Written instruction>
Return the listing below exactly, with the pictures dropped.

+ + + +

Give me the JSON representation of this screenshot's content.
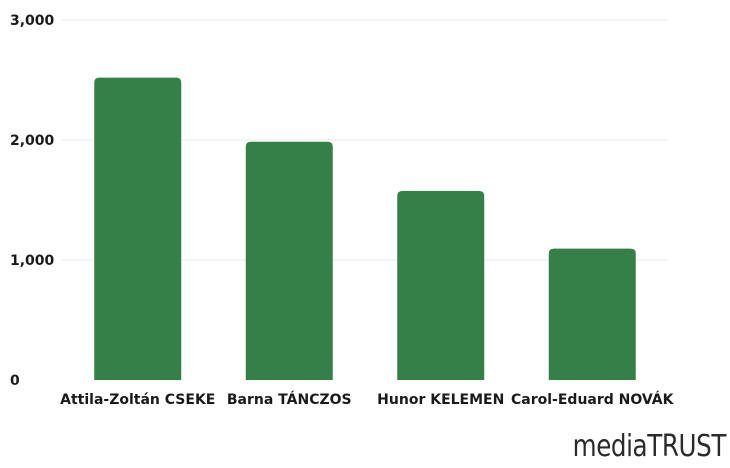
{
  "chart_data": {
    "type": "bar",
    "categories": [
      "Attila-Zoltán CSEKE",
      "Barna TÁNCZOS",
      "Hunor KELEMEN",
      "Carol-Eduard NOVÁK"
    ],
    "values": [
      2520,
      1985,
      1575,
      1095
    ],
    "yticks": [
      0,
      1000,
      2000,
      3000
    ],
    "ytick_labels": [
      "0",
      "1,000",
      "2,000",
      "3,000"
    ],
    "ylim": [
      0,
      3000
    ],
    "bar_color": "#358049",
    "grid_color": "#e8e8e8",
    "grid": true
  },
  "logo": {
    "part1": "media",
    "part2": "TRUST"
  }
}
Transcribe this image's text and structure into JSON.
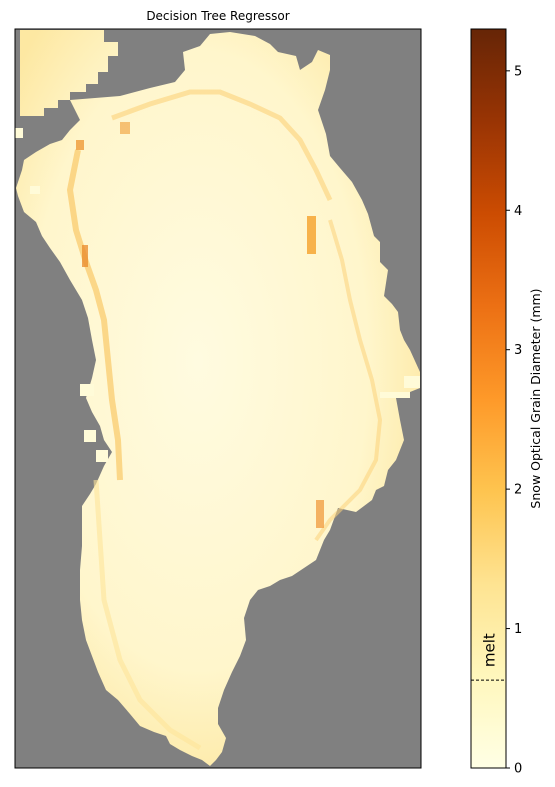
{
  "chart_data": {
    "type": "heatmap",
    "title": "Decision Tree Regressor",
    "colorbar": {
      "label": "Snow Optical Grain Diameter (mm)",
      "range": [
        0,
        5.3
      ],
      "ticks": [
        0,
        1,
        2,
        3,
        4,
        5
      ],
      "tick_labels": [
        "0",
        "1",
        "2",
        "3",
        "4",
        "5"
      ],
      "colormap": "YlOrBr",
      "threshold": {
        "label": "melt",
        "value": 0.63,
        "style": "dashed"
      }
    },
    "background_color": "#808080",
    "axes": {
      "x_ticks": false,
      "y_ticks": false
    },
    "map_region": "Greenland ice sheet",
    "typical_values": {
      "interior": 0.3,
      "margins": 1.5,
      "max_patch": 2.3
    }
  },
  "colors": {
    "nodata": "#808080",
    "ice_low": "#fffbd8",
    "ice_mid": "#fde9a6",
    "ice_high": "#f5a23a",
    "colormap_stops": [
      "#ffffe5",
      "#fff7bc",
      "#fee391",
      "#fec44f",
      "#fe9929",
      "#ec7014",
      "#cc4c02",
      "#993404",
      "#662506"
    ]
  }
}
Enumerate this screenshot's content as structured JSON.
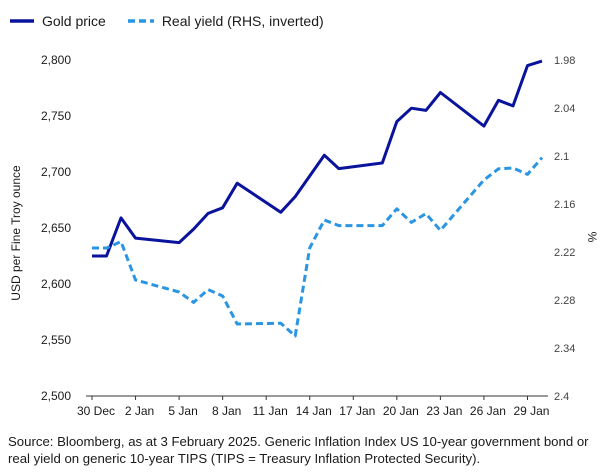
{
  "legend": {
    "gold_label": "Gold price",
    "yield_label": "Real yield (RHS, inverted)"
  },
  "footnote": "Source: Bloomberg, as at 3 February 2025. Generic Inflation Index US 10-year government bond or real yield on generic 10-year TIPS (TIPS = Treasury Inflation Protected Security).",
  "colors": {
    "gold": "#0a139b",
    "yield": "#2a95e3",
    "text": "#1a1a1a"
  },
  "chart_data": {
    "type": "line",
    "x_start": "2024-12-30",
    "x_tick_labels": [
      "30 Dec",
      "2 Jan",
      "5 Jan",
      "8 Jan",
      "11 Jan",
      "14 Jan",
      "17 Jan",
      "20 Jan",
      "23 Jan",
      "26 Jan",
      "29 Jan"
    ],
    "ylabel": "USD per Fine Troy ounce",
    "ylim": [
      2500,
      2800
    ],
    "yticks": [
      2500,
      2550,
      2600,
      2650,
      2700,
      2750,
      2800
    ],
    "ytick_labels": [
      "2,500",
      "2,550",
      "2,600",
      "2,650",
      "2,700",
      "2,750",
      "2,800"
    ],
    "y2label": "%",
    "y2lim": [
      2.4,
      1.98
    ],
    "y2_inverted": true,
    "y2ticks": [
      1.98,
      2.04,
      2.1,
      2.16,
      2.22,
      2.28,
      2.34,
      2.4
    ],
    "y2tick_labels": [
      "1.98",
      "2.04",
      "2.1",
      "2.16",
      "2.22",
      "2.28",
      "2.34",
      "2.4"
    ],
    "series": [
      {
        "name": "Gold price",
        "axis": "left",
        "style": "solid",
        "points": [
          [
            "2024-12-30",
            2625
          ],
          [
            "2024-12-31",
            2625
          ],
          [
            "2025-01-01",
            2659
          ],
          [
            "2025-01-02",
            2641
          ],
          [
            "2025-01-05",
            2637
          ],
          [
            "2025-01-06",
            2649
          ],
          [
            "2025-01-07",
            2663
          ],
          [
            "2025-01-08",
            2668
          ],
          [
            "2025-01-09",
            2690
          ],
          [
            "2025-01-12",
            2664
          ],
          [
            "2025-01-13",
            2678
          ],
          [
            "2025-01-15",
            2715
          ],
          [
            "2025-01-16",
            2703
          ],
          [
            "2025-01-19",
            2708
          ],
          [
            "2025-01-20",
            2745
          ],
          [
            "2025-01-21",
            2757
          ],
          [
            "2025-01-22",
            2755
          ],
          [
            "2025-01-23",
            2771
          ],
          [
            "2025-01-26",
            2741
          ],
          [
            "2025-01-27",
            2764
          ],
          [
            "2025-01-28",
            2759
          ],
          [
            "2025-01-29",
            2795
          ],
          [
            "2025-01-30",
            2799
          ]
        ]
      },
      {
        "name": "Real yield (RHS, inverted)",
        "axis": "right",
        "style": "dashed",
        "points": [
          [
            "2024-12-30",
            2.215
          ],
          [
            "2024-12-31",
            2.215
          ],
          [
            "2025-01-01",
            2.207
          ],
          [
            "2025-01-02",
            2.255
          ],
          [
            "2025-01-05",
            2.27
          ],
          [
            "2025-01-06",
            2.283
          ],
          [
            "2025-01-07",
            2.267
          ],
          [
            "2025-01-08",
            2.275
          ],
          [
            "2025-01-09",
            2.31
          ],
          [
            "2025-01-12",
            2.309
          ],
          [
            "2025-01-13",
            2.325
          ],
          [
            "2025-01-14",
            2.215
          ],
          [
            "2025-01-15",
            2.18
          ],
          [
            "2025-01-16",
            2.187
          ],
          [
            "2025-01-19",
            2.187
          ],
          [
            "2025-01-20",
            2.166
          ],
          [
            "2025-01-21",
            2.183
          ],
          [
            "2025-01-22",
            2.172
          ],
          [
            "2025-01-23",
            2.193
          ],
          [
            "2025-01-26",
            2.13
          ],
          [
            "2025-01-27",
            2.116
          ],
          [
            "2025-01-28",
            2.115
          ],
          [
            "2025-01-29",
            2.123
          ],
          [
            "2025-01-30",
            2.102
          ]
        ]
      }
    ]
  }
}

+ + + +

Result of the exercise>
Give me the JSON representation of this screenshot's content.
{
  "chart_data": {
    "type": "bar",
    "categories": [
      "Attila-Zoltán CSEKE",
      "Barna TÁNCZOS",
      "Hunor KELEMEN",
      "Carol-Eduard NOVÁK"
    ],
    "values": [
      2520,
      1985,
      1575,
      1095
    ],
    "yticks": [
      0,
      1000,
      2000,
      3000
    ],
    "ytick_labels": [
      "0",
      "1,000",
      "2,000",
      "3,000"
    ],
    "ylim": [
      0,
      3000
    ],
    "bar_color": "#358049",
    "grid_color": "#e8e8e8",
    "grid": true
  },
  "logo": {
    "part1": "media",
    "part2": "TRUST"
  }
}
Transcribe this image's text and structure into JSON.
{
  "chart_data": {
    "type": "heatmap",
    "title": "Decision Tree Regressor",
    "colorbar": {
      "label": "Snow Optical Grain Diameter (mm)",
      "range": [
        0,
        5.3
      ],
      "ticks": [
        0,
        1,
        2,
        3,
        4,
        5
      ],
      "tick_labels": [
        "0",
        "1",
        "2",
        "3",
        "4",
        "5"
      ],
      "colormap": "YlOrBr",
      "threshold": {
        "label": "melt",
        "value": 0.63,
        "style": "dashed"
      }
    },
    "background_color": "#808080",
    "axes": {
      "x_ticks": false,
      "y_ticks": false
    },
    "map_region": "Greenland ice sheet",
    "typical_values": {
      "interior": 0.3,
      "margins": 1.5,
      "max_patch": 2.3
    }
  },
  "colors": {
    "nodata": "#808080",
    "ice_low": "#fffbd8",
    "ice_mid": "#fde9a6",
    "ice_high": "#f5a23a",
    "colormap_stops": [
      "#ffffe5",
      "#fff7bc",
      "#fee391",
      "#fec44f",
      "#fe9929",
      "#ec7014",
      "#cc4c02",
      "#993404",
      "#662506"
    ]
  }
}
Enumerate this screenshot's content as structured JSON.
{
  "legend": {
    "gold_label": "Gold price",
    "yield_label": "Real yield (RHS, inverted)"
  },
  "footnote": "Source: Bloomberg, as at 3 February 2025. Generic Inflation Index US 10-year government bond or real yield on generic 10-year TIPS (TIPS = Treasury Inflation Protected Security).",
  "colors": {
    "gold": "#0a139b",
    "yield": "#2a95e3",
    "text": "#1a1a1a"
  },
  "chart_data": {
    "type": "line",
    "x_start": "2024-12-30",
    "x_tick_labels": [
      "30 Dec",
      "2 Jan",
      "5 Jan",
      "8 Jan",
      "11 Jan",
      "14 Jan",
      "17 Jan",
      "20 Jan",
      "23 Jan",
      "26 Jan",
      "29 Jan"
    ],
    "ylabel": "USD per Fine Troy ounce",
    "ylim": [
      2500,
      2800
    ],
    "yticks": [
      2500,
      2550,
      2600,
      2650,
      2700,
      2750,
      2800
    ],
    "ytick_labels": [
      "2,500",
      "2,550",
      "2,600",
      "2,650",
      "2,700",
      "2,750",
      "2,800"
    ],
    "y2label": "%",
    "y2lim": [
      2.4,
      1.98
    ],
    "y2_inverted": true,
    "y2ticks": [
      1.98,
      2.04,
      2.1,
      2.16,
      2.22,
      2.28,
      2.34,
      2.4
    ],
    "y2tick_labels": [
      "1.98",
      "2.04",
      "2.1",
      "2.16",
      "2.22",
      "2.28",
      "2.34",
      "2.4"
    ],
    "series": [
      {
        "name": "Gold price",
        "axis": "left",
        "style": "solid",
        "points": [
          [
            "2024-12-30",
            2625
          ],
          [
            "2024-12-31",
            2625
          ],
          [
            "2025-01-01",
            2659
          ],
          [
            "2025-01-02",
            2641
          ],
          [
            "2025-01-05",
            2637
          ],
          [
            "2025-01-06",
            2649
          ],
          [
            "2025-01-07",
            2663
          ],
          [
            "2025-01-08",
            2668
          ],
          [
            "2025-01-09",
            2690
          ],
          [
            "2025-01-12",
            2664
          ],
          [
            "2025-01-13",
            2678
          ],
          [
            "2025-01-15",
            2715
          ],
          [
            "2025-01-16",
            2703
          ],
          [
            "2025-01-19",
            2708
          ],
          [
            "2025-01-20",
            2745
          ],
          [
            "2025-01-21",
            2757
          ],
          [
            "2025-01-22",
            2755
          ],
          [
            "2025-01-23",
            2771
          ],
          [
            "2025-01-26",
            2741
          ],
          [
            "2025-01-27",
            2764
          ],
          [
            "2025-01-28",
            2759
          ],
          [
            "2025-01-29",
            2795
          ],
          [
            "2025-01-30",
            2799
          ]
        ]
      },
      {
        "name": "Real yield (RHS, inverted)",
        "axis": "right",
        "style": "dashed",
        "points": [
          [
            "2024-12-30",
            2.215
          ],
          [
            "2024-12-31",
            2.215
          ],
          [
            "2025-01-01",
            2.207
          ],
          [
            "2025-01-02",
            2.255
          ],
          [
            "2025-01-05",
            2.27
          ],
          [
            "2025-01-06",
            2.283
          ],
          [
            "2025-01-07",
            2.267
          ],
          [
            "2025-01-08",
            2.275
          ],
          [
            "2025-01-09",
            2.31
          ],
          [
            "2025-01-12",
            2.309
          ],
          [
            "2025-01-13",
            2.325
          ],
          [
            "2025-01-14",
            2.215
          ],
          [
            "2025-01-15",
            2.18
          ],
          [
            "2025-01-16",
            2.187
          ],
          [
            "2025-01-19",
            2.187
          ],
          [
            "2025-01-20",
            2.166
          ],
          [
            "2025-01-21",
            2.183
          ],
          [
            "2025-01-22",
            2.172
          ],
          [
            "2025-01-23",
            2.193
          ],
          [
            "2025-01-26",
            2.13
          ],
          [
            "2025-01-27",
            2.116
          ],
          [
            "2025-01-28",
            2.115
          ],
          [
            "2025-01-29",
            2.123
          ],
          [
            "2025-01-30",
            2.102
          ]
        ]
      }
    ]
  }
}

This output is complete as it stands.